Reproduce each line that includes the word "marker".

___

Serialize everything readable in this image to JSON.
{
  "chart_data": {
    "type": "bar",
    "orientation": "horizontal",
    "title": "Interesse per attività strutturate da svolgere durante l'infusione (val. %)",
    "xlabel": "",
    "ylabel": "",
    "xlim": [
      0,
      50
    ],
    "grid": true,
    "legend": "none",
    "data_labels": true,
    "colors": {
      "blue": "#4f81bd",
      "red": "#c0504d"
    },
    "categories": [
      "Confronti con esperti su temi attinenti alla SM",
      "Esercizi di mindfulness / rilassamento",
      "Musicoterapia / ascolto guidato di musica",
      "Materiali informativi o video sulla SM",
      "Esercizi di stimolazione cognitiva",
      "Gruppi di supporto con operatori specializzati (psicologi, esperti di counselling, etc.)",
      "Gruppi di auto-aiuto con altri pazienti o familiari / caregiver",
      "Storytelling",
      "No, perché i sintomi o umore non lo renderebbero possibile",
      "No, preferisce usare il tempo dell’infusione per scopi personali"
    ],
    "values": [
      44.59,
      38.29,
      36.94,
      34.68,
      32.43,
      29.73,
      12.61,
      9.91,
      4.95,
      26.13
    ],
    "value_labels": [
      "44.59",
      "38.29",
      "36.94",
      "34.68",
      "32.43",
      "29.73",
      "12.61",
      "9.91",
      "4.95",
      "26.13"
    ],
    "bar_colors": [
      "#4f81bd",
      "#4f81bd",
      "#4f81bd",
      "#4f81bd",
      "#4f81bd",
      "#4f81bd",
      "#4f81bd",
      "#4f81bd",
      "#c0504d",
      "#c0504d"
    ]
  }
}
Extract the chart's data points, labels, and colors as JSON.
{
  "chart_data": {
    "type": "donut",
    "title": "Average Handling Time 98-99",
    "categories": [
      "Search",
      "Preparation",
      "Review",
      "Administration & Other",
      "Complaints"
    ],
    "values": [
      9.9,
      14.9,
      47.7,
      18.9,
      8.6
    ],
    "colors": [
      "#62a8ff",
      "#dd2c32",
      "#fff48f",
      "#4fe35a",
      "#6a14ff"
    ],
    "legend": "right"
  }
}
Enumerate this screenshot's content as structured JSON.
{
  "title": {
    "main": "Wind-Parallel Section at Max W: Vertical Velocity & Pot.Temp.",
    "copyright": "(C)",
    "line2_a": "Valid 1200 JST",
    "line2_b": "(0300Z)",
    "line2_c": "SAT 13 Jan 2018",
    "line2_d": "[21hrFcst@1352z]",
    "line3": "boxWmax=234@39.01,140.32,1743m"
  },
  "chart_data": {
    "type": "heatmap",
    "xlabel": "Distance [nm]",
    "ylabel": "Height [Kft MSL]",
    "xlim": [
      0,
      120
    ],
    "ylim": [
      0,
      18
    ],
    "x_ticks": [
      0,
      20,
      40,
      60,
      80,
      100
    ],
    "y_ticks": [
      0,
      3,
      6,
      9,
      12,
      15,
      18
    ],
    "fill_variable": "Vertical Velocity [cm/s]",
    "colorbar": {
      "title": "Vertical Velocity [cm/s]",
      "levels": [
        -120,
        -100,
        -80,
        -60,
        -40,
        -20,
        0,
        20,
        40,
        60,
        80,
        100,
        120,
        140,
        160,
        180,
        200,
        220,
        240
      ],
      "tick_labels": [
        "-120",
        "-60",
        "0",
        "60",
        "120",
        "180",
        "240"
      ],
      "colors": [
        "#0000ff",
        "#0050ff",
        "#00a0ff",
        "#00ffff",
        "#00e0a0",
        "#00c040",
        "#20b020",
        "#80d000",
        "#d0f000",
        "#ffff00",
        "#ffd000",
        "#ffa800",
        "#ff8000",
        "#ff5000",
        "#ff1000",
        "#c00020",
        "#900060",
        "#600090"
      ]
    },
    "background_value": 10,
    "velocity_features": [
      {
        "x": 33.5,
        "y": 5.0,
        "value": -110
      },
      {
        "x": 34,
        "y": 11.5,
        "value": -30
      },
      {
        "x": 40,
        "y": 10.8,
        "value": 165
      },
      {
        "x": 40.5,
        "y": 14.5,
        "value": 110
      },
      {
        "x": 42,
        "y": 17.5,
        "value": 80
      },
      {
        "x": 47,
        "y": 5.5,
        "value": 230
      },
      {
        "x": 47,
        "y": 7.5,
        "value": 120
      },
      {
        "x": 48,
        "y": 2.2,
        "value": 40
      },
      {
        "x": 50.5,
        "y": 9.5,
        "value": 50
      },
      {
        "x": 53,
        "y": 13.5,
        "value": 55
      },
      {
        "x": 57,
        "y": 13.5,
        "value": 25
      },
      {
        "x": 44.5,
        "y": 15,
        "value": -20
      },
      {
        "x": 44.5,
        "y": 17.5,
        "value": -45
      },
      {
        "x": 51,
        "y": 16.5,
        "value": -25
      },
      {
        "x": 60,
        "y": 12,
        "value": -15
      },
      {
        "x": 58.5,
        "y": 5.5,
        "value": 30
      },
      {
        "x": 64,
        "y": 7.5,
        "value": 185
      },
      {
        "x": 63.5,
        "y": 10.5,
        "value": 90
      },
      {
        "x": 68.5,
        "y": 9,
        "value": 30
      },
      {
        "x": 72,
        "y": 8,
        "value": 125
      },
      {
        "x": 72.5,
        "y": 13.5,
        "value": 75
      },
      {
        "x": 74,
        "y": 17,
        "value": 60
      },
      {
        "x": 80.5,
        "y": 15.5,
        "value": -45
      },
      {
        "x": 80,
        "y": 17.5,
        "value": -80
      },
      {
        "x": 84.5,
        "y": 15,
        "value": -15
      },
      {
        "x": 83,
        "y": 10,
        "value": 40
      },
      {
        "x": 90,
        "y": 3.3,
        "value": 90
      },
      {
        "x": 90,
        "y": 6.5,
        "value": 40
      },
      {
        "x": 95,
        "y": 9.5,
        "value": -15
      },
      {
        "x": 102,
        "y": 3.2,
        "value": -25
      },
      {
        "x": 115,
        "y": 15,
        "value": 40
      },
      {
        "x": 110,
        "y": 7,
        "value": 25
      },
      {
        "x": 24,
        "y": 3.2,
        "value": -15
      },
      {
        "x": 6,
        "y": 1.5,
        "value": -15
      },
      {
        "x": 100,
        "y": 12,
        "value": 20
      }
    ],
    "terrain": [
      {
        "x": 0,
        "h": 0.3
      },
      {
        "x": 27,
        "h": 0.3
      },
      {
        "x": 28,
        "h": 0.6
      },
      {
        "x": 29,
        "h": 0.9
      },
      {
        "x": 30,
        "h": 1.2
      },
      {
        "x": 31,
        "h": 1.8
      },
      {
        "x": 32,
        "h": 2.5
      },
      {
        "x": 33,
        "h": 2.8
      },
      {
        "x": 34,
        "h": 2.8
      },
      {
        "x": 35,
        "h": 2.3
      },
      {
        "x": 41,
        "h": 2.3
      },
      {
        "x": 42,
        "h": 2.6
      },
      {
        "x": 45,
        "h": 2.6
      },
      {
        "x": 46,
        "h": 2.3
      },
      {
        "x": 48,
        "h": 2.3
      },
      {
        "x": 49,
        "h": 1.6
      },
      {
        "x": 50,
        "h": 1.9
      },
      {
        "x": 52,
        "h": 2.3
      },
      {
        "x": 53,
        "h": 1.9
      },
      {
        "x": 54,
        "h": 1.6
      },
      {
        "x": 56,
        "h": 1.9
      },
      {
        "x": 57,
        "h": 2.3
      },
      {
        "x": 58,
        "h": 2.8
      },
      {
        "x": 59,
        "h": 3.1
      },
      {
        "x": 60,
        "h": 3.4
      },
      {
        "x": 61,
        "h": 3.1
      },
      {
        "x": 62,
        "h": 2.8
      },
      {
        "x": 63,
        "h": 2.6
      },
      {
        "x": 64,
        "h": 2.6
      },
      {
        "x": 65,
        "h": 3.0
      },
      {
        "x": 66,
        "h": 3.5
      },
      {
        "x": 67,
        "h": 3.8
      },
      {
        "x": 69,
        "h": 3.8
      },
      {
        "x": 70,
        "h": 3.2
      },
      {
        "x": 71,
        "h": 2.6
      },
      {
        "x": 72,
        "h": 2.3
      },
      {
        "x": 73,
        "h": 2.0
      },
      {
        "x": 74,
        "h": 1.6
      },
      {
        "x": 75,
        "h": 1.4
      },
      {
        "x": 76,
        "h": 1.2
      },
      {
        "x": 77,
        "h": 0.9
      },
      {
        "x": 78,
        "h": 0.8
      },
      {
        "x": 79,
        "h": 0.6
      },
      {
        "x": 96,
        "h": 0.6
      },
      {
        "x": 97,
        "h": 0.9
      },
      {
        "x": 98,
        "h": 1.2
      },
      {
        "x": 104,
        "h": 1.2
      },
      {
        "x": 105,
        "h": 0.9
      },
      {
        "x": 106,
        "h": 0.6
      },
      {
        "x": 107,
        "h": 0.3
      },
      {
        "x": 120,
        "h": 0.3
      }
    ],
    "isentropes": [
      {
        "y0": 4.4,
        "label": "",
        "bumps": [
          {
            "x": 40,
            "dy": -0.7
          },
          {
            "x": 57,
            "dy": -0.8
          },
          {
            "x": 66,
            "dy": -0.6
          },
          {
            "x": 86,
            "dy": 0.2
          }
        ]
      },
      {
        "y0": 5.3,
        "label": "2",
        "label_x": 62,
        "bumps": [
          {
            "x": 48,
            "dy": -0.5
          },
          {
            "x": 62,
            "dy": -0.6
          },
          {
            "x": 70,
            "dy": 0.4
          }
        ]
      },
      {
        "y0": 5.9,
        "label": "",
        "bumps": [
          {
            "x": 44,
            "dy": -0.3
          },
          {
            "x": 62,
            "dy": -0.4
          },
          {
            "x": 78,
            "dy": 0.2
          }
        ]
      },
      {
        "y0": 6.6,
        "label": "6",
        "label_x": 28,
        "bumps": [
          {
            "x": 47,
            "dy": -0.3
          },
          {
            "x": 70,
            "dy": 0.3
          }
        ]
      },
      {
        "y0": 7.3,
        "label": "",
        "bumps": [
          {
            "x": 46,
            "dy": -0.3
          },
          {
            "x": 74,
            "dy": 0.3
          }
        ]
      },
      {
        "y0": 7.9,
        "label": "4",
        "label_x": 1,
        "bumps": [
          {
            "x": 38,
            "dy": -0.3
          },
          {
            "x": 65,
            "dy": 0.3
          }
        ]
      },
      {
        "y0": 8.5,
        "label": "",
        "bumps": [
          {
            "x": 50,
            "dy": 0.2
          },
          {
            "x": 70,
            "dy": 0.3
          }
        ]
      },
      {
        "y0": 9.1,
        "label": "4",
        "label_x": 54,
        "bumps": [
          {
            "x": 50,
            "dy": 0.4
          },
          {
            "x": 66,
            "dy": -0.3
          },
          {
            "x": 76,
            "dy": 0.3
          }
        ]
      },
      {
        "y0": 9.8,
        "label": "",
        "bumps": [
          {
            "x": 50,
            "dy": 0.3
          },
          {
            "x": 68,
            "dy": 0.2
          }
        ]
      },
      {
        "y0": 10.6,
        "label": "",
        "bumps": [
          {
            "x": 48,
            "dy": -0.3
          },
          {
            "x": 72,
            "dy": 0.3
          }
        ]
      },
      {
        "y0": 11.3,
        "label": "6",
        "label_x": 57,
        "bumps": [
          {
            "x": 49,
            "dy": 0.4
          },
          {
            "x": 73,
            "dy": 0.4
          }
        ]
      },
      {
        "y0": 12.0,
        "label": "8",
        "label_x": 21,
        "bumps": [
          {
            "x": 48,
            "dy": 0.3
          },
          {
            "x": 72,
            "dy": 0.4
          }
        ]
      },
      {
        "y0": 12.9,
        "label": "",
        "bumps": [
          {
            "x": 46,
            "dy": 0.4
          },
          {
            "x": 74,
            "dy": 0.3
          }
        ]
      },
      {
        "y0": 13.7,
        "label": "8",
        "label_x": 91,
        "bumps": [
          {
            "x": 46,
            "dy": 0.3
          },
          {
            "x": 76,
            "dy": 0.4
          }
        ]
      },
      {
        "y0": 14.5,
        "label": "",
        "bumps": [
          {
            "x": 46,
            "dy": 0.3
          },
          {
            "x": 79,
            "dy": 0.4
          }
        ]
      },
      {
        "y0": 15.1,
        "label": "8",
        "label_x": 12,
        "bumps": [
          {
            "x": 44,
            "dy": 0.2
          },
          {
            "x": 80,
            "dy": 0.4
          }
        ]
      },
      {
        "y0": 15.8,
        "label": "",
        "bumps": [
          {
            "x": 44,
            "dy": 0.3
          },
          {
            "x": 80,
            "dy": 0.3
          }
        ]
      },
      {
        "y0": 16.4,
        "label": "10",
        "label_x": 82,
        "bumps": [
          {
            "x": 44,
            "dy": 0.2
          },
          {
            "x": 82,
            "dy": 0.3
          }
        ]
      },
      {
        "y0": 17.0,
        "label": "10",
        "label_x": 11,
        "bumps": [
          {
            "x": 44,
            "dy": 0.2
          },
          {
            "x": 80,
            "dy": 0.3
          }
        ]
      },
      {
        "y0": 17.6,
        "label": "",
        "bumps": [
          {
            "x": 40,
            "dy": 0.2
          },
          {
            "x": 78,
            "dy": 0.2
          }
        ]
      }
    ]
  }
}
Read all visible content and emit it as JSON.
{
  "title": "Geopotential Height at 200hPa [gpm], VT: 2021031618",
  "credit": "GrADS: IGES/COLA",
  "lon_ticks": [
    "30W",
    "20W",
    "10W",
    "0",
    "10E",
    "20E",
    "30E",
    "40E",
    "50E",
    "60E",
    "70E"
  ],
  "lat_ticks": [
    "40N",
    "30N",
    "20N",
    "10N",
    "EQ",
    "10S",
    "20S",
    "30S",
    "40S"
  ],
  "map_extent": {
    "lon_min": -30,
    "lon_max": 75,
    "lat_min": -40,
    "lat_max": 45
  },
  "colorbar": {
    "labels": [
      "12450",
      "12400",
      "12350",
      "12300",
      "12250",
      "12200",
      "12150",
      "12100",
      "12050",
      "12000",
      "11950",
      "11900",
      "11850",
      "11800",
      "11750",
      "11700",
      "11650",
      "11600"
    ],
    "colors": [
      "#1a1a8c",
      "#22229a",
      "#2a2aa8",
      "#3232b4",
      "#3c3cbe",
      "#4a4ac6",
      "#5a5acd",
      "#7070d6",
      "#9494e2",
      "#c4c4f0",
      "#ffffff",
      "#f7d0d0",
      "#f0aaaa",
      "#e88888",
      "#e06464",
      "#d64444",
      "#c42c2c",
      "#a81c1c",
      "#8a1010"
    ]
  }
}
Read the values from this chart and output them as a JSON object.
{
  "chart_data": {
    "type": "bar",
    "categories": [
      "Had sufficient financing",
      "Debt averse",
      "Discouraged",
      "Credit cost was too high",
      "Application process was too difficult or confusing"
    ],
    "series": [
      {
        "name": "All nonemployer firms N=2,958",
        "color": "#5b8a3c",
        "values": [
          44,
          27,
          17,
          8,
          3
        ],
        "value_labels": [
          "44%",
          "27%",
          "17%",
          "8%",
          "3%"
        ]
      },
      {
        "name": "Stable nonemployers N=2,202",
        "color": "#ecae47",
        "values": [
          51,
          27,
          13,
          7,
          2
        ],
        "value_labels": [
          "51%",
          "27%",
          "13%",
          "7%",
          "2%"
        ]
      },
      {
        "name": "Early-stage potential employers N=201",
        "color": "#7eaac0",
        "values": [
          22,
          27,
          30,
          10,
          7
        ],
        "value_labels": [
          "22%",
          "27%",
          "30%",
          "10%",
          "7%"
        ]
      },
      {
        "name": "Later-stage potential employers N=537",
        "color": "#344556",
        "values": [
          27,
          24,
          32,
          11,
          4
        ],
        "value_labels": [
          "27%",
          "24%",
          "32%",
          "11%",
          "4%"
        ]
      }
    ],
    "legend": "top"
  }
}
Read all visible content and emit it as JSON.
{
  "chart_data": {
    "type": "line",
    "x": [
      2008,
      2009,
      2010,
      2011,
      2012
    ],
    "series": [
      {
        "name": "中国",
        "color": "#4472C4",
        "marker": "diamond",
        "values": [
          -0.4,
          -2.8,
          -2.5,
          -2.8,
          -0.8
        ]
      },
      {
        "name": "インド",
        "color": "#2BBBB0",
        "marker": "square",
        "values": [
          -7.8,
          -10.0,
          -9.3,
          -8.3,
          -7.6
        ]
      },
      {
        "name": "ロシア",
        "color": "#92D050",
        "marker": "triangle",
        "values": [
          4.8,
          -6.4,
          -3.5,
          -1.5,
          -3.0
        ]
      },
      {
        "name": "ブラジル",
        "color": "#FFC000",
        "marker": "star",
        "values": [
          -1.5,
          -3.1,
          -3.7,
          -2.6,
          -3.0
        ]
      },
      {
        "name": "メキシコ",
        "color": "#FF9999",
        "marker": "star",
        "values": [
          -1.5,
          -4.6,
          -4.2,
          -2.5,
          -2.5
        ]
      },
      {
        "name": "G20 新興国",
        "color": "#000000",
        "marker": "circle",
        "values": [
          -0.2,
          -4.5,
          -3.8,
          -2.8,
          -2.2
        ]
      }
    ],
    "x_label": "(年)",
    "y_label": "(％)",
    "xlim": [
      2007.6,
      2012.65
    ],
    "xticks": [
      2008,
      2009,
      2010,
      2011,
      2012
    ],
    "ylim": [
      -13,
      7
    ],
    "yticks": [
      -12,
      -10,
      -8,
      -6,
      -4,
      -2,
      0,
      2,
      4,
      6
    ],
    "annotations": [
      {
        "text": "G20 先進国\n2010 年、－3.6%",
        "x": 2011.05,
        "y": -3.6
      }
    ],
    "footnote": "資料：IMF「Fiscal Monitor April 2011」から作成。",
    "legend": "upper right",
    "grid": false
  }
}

___

Result of the exercise:
        "marker": "diamond",
        "marker": "square",
        "marker": "triangle",
        "marker": "star",
        "marker": "star",
        "marker": "circle",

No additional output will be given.